• _ITEMS_:
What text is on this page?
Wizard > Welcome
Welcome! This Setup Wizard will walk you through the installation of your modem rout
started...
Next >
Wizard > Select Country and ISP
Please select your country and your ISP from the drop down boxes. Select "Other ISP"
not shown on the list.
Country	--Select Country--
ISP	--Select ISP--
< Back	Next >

• _GOAL OF THE EXERCISE_: Retype all the material above precisely, with no line left out.

• _COMPLETED TASK_:
What text is on this page?
Wizard > Welcome
Welcome! This Setup Wizard will walk you through the installation of your modem rout
started...
Next >
Wizard > Select Country and ISP
Please select your country and your ISP from the drop down boxes. Select "Other ISP"
not shown on the list.
Country	--Select Country--
ISP	--Select ISP--
< Back	Next >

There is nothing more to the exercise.